## PROBLEM TO WORK ON
Quote the records that follow in full, leaving the pictures out.

--- BEGIN RECORDS SHOWN ---

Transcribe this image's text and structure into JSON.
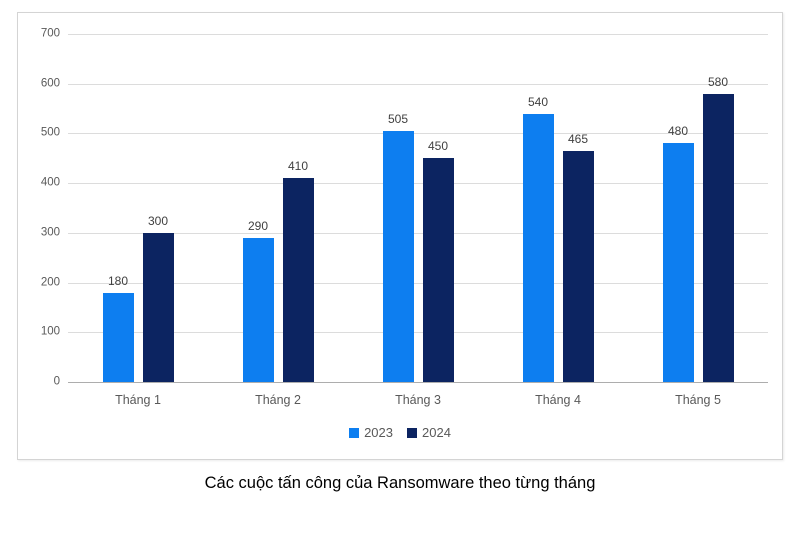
{
  "chart_data": {
    "type": "bar",
    "title": "Các cuộc tấn công của Ransomware theo từng tháng",
    "categories": [
      "Tháng 1",
      "Tháng 2",
      "Tháng 3",
      "Tháng 4",
      "Tháng 5"
    ],
    "series": [
      {
        "name": "2023",
        "color": "#0d7ef0",
        "values": [
          180,
          290,
          505,
          540,
          480
        ]
      },
      {
        "name": "2024",
        "color": "#0c2461",
        "values": [
          300,
          410,
          450,
          465,
          580
        ]
      }
    ],
    "xlabel": "",
    "ylabel": "",
    "ylim": [
      0,
      700
    ],
    "yticks": [
      0,
      100,
      200,
      300,
      400,
      500,
      600,
      700
    ],
    "grid": true,
    "data_labels": true,
    "legend_position": "bottom"
  },
  "colors": {
    "grid": "#dcdcdc",
    "axis_baseline": "#adadad",
    "tick_text": "#595959",
    "value_label_text": "#404040",
    "frame_border": "#d4d4d4",
    "background": "#ffffff"
  }
}
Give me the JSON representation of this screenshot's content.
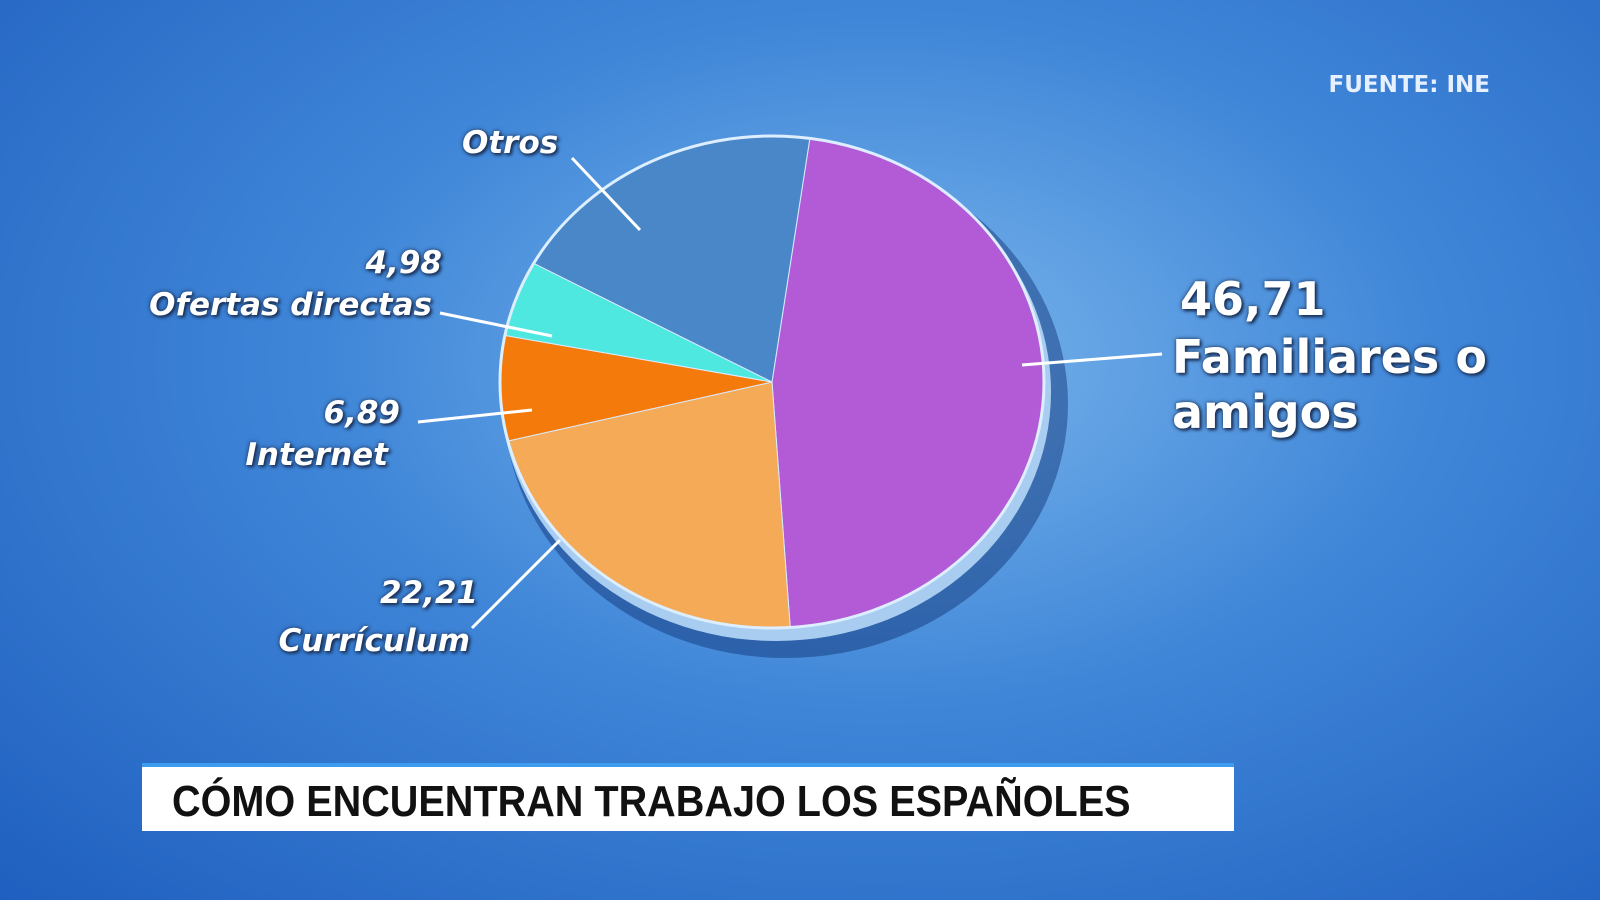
{
  "chart_data": {
    "type": "pie",
    "title": "CÓMO ENCUENTRAN TRABAJO LOS ESPAÑOLES",
    "source": "FUENTE: INE",
    "categories": [
      "Familiares o amigos",
      "Currículum",
      "Internet",
      "Ofertas directas",
      "Otros"
    ],
    "values": [
      46.71,
      22.21,
      6.89,
      4.98,
      19.21
    ],
    "value_labels": [
      "46,71",
      "22,21",
      "6,89",
      "4,98",
      null
    ],
    "colors": [
      "#b35bd6",
      "#f4aa57",
      "#f57a0c",
      "#4ee8e0",
      "#4a87c8"
    ]
  }
}
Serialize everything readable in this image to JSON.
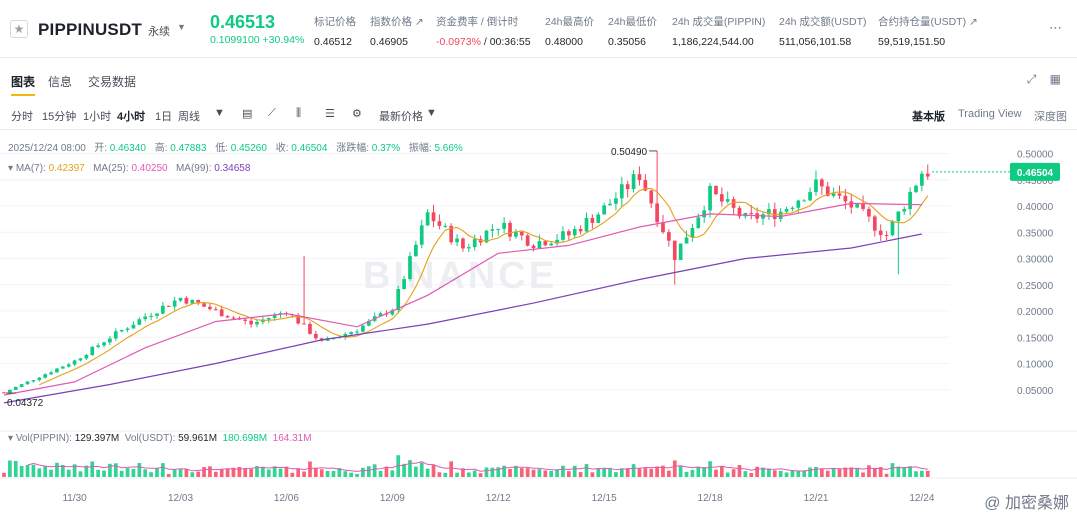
{
  "header": {
    "symbol": "PIPPINUSDT",
    "contract_type": "永续",
    "last_price": "0.46513",
    "price_change": "0.1099100 +30.94%",
    "stats": [
      {
        "label": "标记价格",
        "value": "0.46512",
        "value_color": "normal"
      },
      {
        "label": "指数价格 ↗",
        "value": "0.46905",
        "value_color": "normal"
      },
      {
        "label": "资金费率 / 倒计时",
        "value": "-0.0973%",
        "value2": "/ 00:36:55",
        "value_color": "red"
      },
      {
        "label": "24h最高价",
        "value": "0.48000",
        "value_color": "normal"
      },
      {
        "label": "24h最低价",
        "value": "0.35056",
        "value_color": "normal"
      },
      {
        "label": "24h 成交量(PIPPIN)",
        "value": "1,186,224,544.00",
        "value_color": "normal"
      },
      {
        "label": "24h 成交额(USDT)",
        "value": "511,056,101.58",
        "value_color": "normal"
      },
      {
        "label": "合约持仓量(USDT) ↗",
        "value": "59,519,151.50",
        "value_color": "normal"
      }
    ],
    "more_icon": "ellipsis-icon"
  },
  "tabs": {
    "items": [
      "图表",
      "信息",
      "交易数据"
    ],
    "active": "图表"
  },
  "toolbar": {
    "intervals": [
      "分时",
      "15分钟",
      "1小时",
      "4小时",
      "1日",
      "周线"
    ],
    "active_interval": "4小时",
    "price_type": "最新价格",
    "views": [
      "基本版",
      "Trading View",
      "深度图"
    ],
    "active_view": "基本版"
  },
  "chart_data": {
    "type": "candlestick",
    "symbol": "PIPPINUSDT",
    "interval": "4小时",
    "ohlc_header": {
      "date": "2025/12/24 08:00",
      "open_label": "开:",
      "open": "0.46340",
      "high_label": "高:",
      "high": "0.47883",
      "low_label": "低:",
      "low": "0.45260",
      "close_label": "收:",
      "close": "0.46504",
      "change_label": "涨跌幅:",
      "change": "0.37%",
      "amplitude_label": "振幅:",
      "amplitude": "5.66%"
    },
    "ma_legend": [
      {
        "name": "MA(7):",
        "value": "0.42397",
        "color": "#e4a11b"
      },
      {
        "name": "MA(25):",
        "value": "0.40250",
        "color": "#e15ab4"
      },
      {
        "name": "MA(99):",
        "value": "0.34658",
        "color": "#7b3fb8"
      }
    ],
    "vol_legend": {
      "label": "Vol(PIPPIN):",
      "vol": "129.397M",
      "usdt_label": "Vol(USDT):",
      "usdt": "59.961M",
      "ma1": "180.698M",
      "ma2": "164.31M"
    },
    "y_ticks": [
      "0.50000",
      "0.45000",
      "0.40000",
      "0.35000",
      "0.30000",
      "0.25000",
      "0.20000",
      "0.15000",
      "0.10000",
      "0.05000"
    ],
    "y_range": [
      0.0,
      0.52
    ],
    "x_ticks": [
      "11/30",
      "12/03",
      "12/06",
      "12/09",
      "12/12",
      "12/15",
      "12/18",
      "12/21",
      "12/24"
    ],
    "x_range": [
      "11/28",
      "12/24"
    ],
    "last_price_label": "0.46504",
    "high_marker": "0.50490",
    "low_marker": "0.04372",
    "watermark_text": "BINANCE",
    "ma_colors": {
      "ma7": "#e4a11b",
      "ma25": "#e15ab4",
      "ma99": "#7b3fb8"
    },
    "up_color": "#0ecb81",
    "down_color": "#f6465d",
    "close_path": [
      [
        "11/28",
        0.045
      ],
      [
        "11/29",
        0.075
      ],
      [
        "11/30",
        0.105
      ],
      [
        "12/01",
        0.15
      ],
      [
        "12/02",
        0.19
      ],
      [
        "12/03",
        0.225
      ],
      [
        "12/04",
        0.2
      ],
      [
        "12/05",
        0.175
      ],
      [
        "12/06",
        0.2
      ],
      [
        "12/07",
        0.14
      ],
      [
        "12/08",
        0.165
      ],
      [
        "12/09",
        0.205
      ],
      [
        "12/10",
        0.385
      ],
      [
        "12/11",
        0.32
      ],
      [
        "12/12",
        0.365
      ],
      [
        "12/13",
        0.33
      ],
      [
        "12/14",
        0.345
      ],
      [
        "12/15",
        0.395
      ],
      [
        "12/16",
        0.46
      ],
      [
        "12/17",
        0.305
      ],
      [
        "12/18",
        0.425
      ],
      [
        "12/19",
        0.375
      ],
      [
        "12/20",
        0.39
      ],
      [
        "12/21",
        0.44
      ],
      [
        "12/22",
        0.4
      ],
      [
        "12/23",
        0.345
      ],
      [
        "12/24",
        0.465
      ]
    ],
    "ma25_path": [
      [
        "11/28",
        0.04
      ],
      [
        "11/30",
        0.065
      ],
      [
        "12/02",
        0.13
      ],
      [
        "12/04",
        0.18
      ],
      [
        "12/06",
        0.195
      ],
      [
        "12/08",
        0.17
      ],
      [
        "12/10",
        0.23
      ],
      [
        "12/12",
        0.31
      ],
      [
        "12/14",
        0.325
      ],
      [
        "12/16",
        0.36
      ],
      [
        "12/18",
        0.385
      ],
      [
        "12/20",
        0.38
      ],
      [
        "12/22",
        0.405
      ],
      [
        "12/24",
        0.4025
      ]
    ],
    "ma99_path": [
      [
        "11/28",
        0.025
      ],
      [
        "12/01",
        0.06
      ],
      [
        "12/04",
        0.1
      ],
      [
        "12/07",
        0.145
      ],
      [
        "12/10",
        0.175
      ],
      [
        "12/13",
        0.215
      ],
      [
        "12/16",
        0.26
      ],
      [
        "12/19",
        0.3
      ],
      [
        "12/22",
        0.32
      ],
      [
        "12/24",
        0.3466
      ]
    ]
  },
  "watermark": "@ 加密桑娜"
}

--- END RECORDS SHOWN ---

## SOLUTION FOR THIS PROBLEM
Transcribe this image's text and structure into JSON.
{
  "chart_data": {
    "type": "bar",
    "title": "Các cuộc tấn công của Ransomware theo từng tháng",
    "categories": [
      "Tháng 1",
      "Tháng 2",
      "Tháng 3",
      "Tháng 4",
      "Tháng 5"
    ],
    "series": [
      {
        "name": "2023",
        "color": "#0d7ef0",
        "values": [
          180,
          290,
          505,
          540,
          480
        ]
      },
      {
        "name": "2024",
        "color": "#0c2461",
        "values": [
          300,
          410,
          450,
          465,
          580
        ]
      }
    ],
    "xlabel": "",
    "ylabel": "",
    "ylim": [
      0,
      700
    ],
    "yticks": [
      0,
      100,
      200,
      300,
      400,
      500,
      600,
      700
    ],
    "grid": true,
    "data_labels": true,
    "legend_position": "bottom"
  },
  "colors": {
    "grid": "#dcdcdc",
    "axis_baseline": "#adadad",
    "tick_text": "#595959",
    "value_label_text": "#404040",
    "frame_border": "#d4d4d4",
    "background": "#ffffff"
  }
}
Give me the JSON representation of this screenshot's content.
{
  "chart_data": {
    "type": "pie",
    "title": "CÓMO ENCUENTRAN TRABAJO LOS ESPAÑOLES",
    "source": "FUENTE: INE",
    "categories": [
      "Familiares o amigos",
      "Currículum",
      "Internet",
      "Ofertas directas",
      "Otros"
    ],
    "values": [
      46.71,
      22.21,
      6.89,
      4.98,
      19.21
    ],
    "value_labels": [
      "46,71",
      "22,21",
      "6,89",
      "4,98",
      null
    ],
    "colors": [
      "#b35bd6",
      "#f4aa57",
      "#f57a0c",
      "#4ee8e0",
      "#4a87c8"
    ]
  }
}
Serialize everything readable in this image to JSON.
{
  "header": {
    "symbol": "PIPPINUSDT",
    "contract_type": "永续",
    "last_price": "0.46513",
    "price_change": "0.1099100 +30.94%",
    "stats": [
      {
        "label": "标记价格",
        "value": "0.46512",
        "value_color": "normal"
      },
      {
        "label": "指数价格 ↗",
        "value": "0.46905",
        "value_color": "normal"
      },
      {
        "label": "资金费率 / 倒计时",
        "value": "-0.0973%",
        "value2": "/ 00:36:55",
        "value_color": "red"
      },
      {
        "label": "24h最高价",
        "value": "0.48000",
        "value_color": "normal"
      },
      {
        "label": "24h最低价",
        "value": "0.35056",
        "value_color": "normal"
      },
      {
        "label": "24h 成交量(PIPPIN)",
        "value": "1,186,224,544.00",
        "value_color": "normal"
      },
      {
        "label": "24h 成交额(USDT)",
        "value": "511,056,101.58",
        "value_color": "normal"
      },
      {
        "label": "合约持仓量(USDT) ↗",
        "value": "59,519,151.50",
        "value_color": "normal"
      }
    ],
    "more_icon": "ellipsis-icon"
  },
  "tabs": {
    "items": [
      "图表",
      "信息",
      "交易数据"
    ],
    "active": "图表"
  },
  "toolbar": {
    "intervals": [
      "分时",
      "15分钟",
      "1小时",
      "4小时",
      "1日",
      "周线"
    ],
    "active_interval": "4小时",
    "price_type": "最新价格",
    "views": [
      "基本版",
      "Trading View",
      "深度图"
    ],
    "active_view": "基本版"
  },
  "chart_data": {
    "type": "candlestick",
    "symbol": "PIPPINUSDT",
    "interval": "4小时",
    "ohlc_header": {
      "date": "2025/12/24 08:00",
      "open_label": "开:",
      "open": "0.46340",
      "high_label": "高:",
      "high": "0.47883",
      "low_label": "低:",
      "low": "0.45260",
      "close_label": "收:",
      "close": "0.46504",
      "change_label": "涨跌幅:",
      "change": "0.37%",
      "amplitude_label": "振幅:",
      "amplitude": "5.66%"
    },
    "ma_legend": [
      {
        "name": "MA(7):",
        "value": "0.42397",
        "color": "#e4a11b"
      },
      {
        "name": "MA(25):",
        "value": "0.40250",
        "color": "#e15ab4"
      },
      {
        "name": "MA(99):",
        "value": "0.34658",
        "color": "#7b3fb8"
      }
    ],
    "vol_legend": {
      "label": "Vol(PIPPIN):",
      "vol": "129.397M",
      "usdt_label": "Vol(USDT):",
      "usdt": "59.961M",
      "ma1": "180.698M",
      "ma2": "164.31M"
    },
    "y_ticks": [
      "0.50000",
      "0.45000",
      "0.40000",
      "0.35000",
      "0.30000",
      "0.25000",
      "0.20000",
      "0.15000",
      "0.10000",
      "0.05000"
    ],
    "y_range": [
      0.0,
      0.52
    ],
    "x_ticks": [
      "11/30",
      "12/03",
      "12/06",
      "12/09",
      "12/12",
      "12/15",
      "12/18",
      "12/21",
      "12/24"
    ],
    "x_range": [
      "11/28",
      "12/24"
    ],
    "last_price_label": "0.46504",
    "high_marker": "0.50490",
    "low_marker": "0.04372",
    "watermark_text": "BINANCE",
    "ma_colors": {
      "ma7": "#e4a11b",
      "ma25": "#e15ab4",
      "ma99": "#7b3fb8"
    },
    "up_color": "#0ecb81",
    "down_color": "#f6465d",
    "close_path": [
      [
        "11/28",
        0.045
      ],
      [
        "11/29",
        0.075
      ],
      [
        "11/30",
        0.105
      ],
      [
        "12/01",
        0.15
      ],
      [
        "12/02",
        0.19
      ],
      [
        "12/03",
        0.225
      ],
      [
        "12/04",
        0.2
      ],
      [
        "12/05",
        0.175
      ],
      [
        "12/06",
        0.2
      ],
      [
        "12/07",
        0.14
      ],
      [
        "12/08",
        0.165
      ],
      [
        "12/09",
        0.205
      ],
      [
        "12/10",
        0.385
      ],
      [
        "12/11",
        0.32
      ],
      [
        "12/12",
        0.365
      ],
      [
        "12/13",
        0.33
      ],
      [
        "12/14",
        0.345
      ],
      [
        "12/15",
        0.395
      ],
      [
        "12/16",
        0.46
      ],
      [
        "12/17",
        0.305
      ],
      [
        "12/18",
        0.425
      ],
      [
        "12/19",
        0.375
      ],
      [
        "12/20",
        0.39
      ],
      [
        "12/21",
        0.44
      ],
      [
        "12/22",
        0.4
      ],
      [
        "12/23",
        0.345
      ],
      [
        "12/24",
        0.465
      ]
    ],
    "ma25_path": [
      [
        "11/28",
        0.04
      ],
      [
        "11/30",
        0.065
      ],
      [
        "12/02",
        0.13
      ],
      [
        "12/04",
        0.18
      ],
      [
        "12/06",
        0.195
      ],
      [
        "12/08",
        0.17
      ],
      [
        "12/10",
        0.23
      ],
      [
        "12/12",
        0.31
      ],
      [
        "12/14",
        0.325
      ],
      [
        "12/16",
        0.36
      ],
      [
        "12/18",
        0.385
      ],
      [
        "12/20",
        0.38
      ],
      [
        "12/22",
        0.405
      ],
      [
        "12/24",
        0.4025
      ]
    ],
    "ma99_path": [
      [
        "11/28",
        0.025
      ],
      [
        "12/01",
        0.06
      ],
      [
        "12/04",
        0.1
      ],
      [
        "12/07",
        0.145
      ],
      [
        "12/10",
        0.175
      ],
      [
        "12/13",
        0.215
      ],
      [
        "12/16",
        0.26
      ],
      [
        "12/19",
        0.3
      ],
      [
        "12/22",
        0.32
      ],
      [
        "12/24",
        0.3466
      ]
    ]
  },
  "watermark": "@ 加密桑娜"
}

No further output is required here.